# RECORDS SUPPLIED
++++++++++

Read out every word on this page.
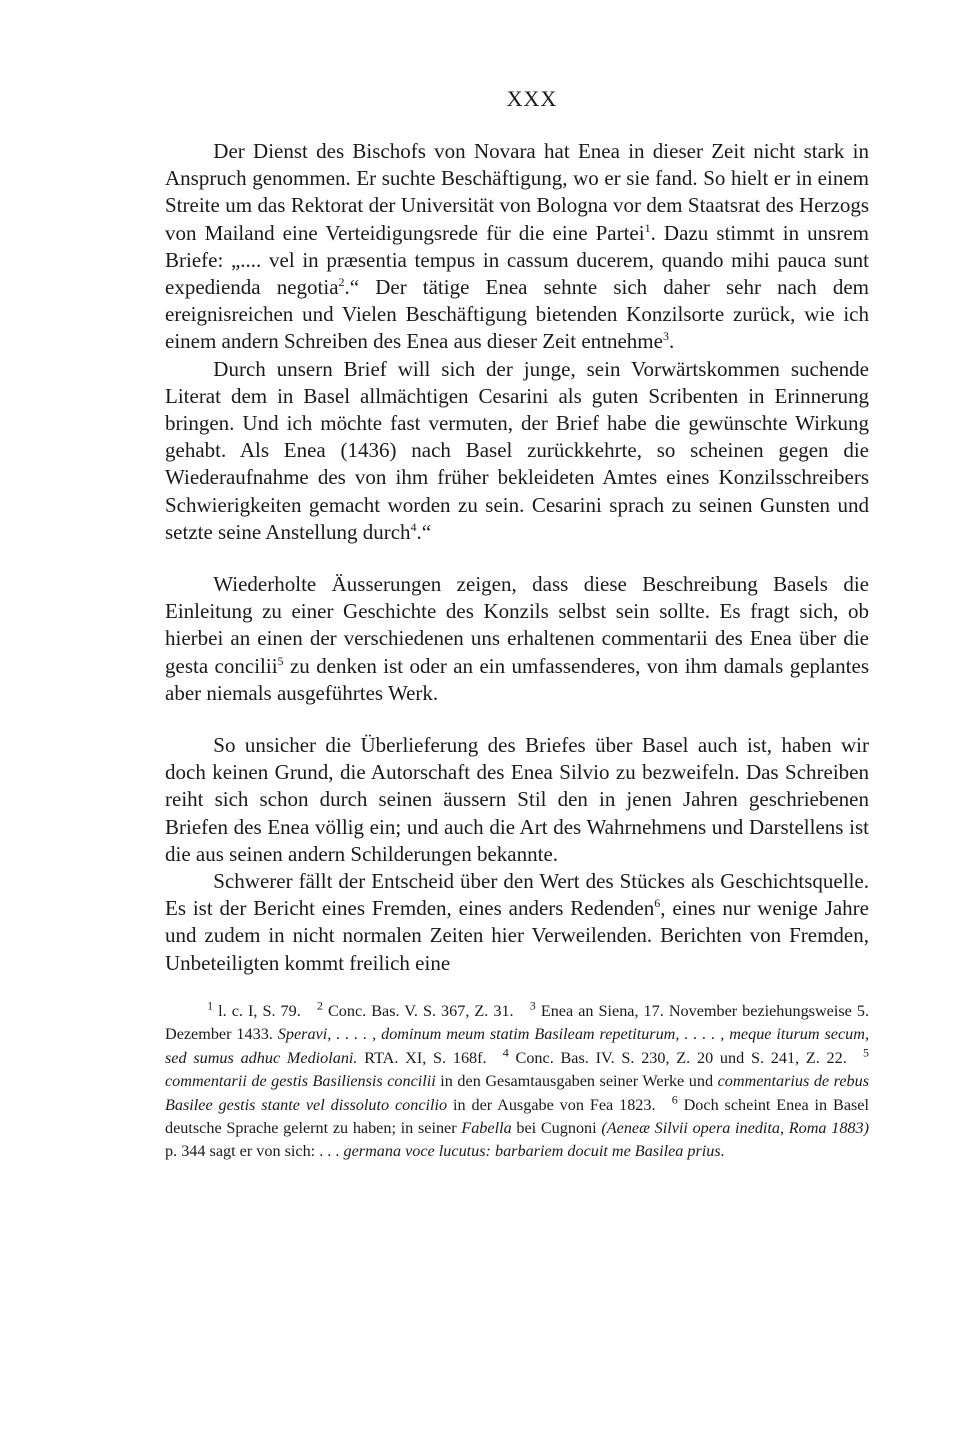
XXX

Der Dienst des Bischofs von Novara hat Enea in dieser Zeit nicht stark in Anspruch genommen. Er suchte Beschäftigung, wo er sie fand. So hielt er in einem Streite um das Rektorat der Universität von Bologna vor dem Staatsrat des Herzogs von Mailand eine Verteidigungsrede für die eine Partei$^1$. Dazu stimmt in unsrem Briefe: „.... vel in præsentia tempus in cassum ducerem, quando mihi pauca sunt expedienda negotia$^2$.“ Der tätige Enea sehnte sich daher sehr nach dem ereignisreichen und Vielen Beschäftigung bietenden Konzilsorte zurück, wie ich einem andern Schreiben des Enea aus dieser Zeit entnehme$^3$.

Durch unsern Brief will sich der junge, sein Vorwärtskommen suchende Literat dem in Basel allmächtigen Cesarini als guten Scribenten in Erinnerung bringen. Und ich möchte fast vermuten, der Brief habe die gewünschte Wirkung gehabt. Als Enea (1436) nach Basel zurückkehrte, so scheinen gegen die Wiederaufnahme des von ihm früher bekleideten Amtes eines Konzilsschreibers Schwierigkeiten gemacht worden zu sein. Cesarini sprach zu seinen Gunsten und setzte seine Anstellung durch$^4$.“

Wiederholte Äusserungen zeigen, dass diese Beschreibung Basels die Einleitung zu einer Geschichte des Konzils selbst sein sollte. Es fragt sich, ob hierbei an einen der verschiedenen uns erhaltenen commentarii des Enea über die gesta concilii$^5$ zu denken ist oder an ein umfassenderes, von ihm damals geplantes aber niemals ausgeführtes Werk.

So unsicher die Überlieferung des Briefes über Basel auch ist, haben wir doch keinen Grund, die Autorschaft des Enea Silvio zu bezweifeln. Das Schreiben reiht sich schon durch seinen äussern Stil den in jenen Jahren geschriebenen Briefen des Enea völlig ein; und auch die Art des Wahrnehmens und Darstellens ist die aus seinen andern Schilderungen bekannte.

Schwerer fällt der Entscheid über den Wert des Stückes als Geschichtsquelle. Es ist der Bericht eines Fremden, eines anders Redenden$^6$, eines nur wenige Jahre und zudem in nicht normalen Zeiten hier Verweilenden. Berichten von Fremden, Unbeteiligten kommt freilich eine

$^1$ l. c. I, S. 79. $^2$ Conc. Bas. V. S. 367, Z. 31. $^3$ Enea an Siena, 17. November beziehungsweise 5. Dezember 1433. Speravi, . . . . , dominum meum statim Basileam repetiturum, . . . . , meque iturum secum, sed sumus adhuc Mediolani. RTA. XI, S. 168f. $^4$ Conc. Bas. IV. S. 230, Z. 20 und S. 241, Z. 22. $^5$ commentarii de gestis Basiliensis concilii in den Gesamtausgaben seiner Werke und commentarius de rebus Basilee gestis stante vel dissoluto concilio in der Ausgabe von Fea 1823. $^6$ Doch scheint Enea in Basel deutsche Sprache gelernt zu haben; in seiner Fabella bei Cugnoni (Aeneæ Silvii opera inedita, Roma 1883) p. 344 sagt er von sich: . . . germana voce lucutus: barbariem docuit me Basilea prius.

++++++++++

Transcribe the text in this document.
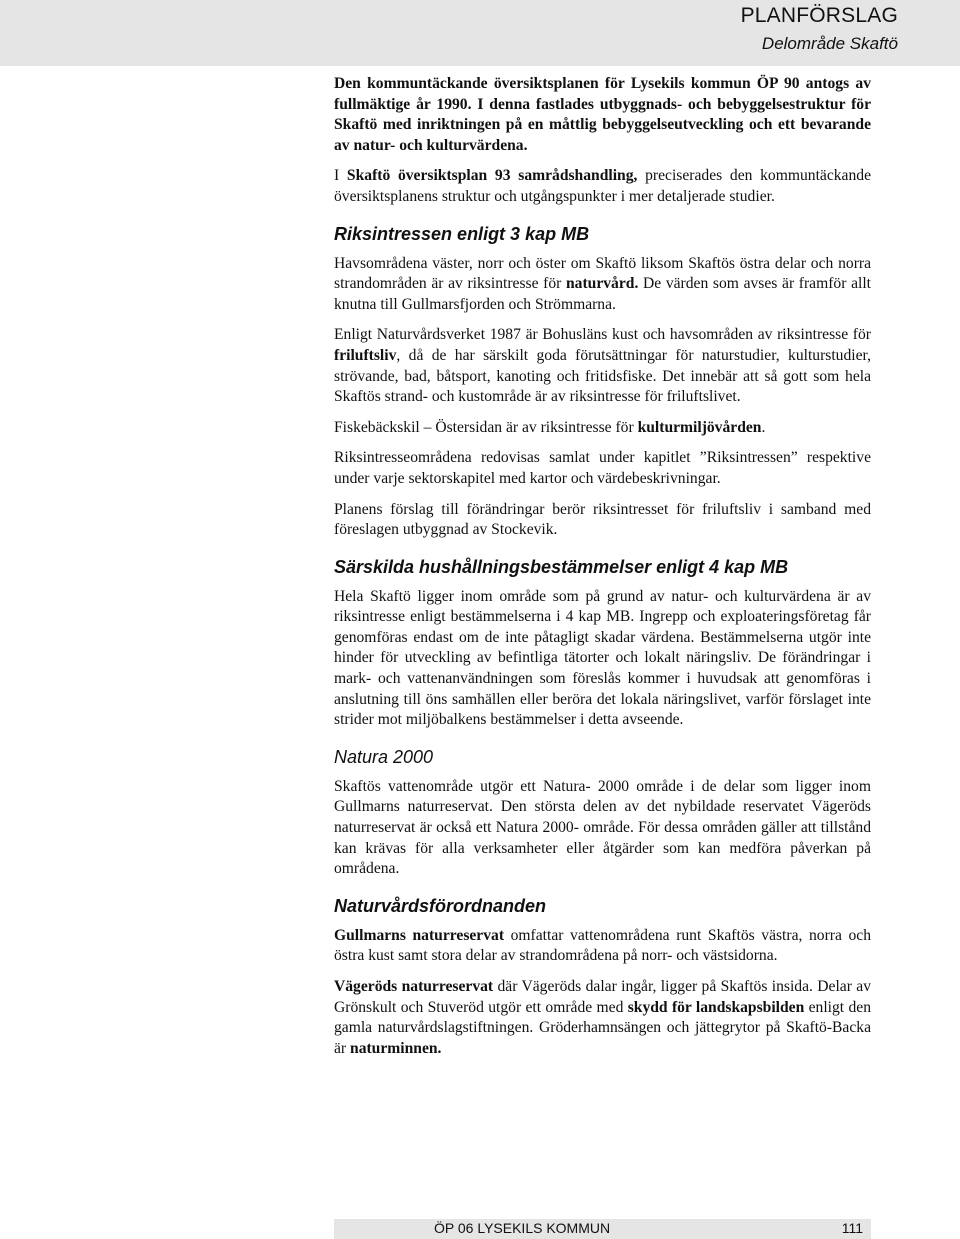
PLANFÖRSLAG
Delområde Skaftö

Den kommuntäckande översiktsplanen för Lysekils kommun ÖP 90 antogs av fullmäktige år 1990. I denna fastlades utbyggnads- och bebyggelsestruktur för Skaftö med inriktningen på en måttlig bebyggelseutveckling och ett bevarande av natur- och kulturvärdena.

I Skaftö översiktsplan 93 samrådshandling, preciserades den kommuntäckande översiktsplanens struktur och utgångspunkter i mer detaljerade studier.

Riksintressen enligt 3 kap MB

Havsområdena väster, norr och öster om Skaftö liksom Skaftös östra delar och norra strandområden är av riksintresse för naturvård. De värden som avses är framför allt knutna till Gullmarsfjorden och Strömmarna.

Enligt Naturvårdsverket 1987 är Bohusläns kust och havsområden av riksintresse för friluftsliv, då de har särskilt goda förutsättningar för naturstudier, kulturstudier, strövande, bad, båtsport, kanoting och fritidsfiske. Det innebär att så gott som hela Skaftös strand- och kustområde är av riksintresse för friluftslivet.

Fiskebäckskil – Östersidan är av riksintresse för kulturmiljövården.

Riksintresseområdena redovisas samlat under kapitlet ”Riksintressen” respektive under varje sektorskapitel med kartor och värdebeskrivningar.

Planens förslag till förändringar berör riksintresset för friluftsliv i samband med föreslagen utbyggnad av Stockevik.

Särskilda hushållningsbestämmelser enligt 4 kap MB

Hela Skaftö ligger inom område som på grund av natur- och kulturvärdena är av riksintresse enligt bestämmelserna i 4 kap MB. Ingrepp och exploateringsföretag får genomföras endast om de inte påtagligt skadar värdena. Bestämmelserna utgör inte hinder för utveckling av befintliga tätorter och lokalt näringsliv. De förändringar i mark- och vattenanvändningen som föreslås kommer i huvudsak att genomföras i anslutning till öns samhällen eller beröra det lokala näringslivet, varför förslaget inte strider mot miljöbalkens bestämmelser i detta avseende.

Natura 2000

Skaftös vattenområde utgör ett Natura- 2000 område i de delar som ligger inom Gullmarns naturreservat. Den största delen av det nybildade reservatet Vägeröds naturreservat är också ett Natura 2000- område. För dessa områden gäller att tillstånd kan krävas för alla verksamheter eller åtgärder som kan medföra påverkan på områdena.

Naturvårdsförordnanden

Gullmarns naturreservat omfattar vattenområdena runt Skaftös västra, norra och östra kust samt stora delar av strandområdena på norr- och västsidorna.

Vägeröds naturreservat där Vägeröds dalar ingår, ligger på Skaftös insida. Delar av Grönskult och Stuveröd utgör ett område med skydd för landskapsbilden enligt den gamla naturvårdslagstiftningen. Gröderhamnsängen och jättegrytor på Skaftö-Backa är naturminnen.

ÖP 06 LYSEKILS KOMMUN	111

++++++++++

For the string "this", filter the data and copy out each line where it occurs.

Read out every word on this page.
Transcribe the text in this document.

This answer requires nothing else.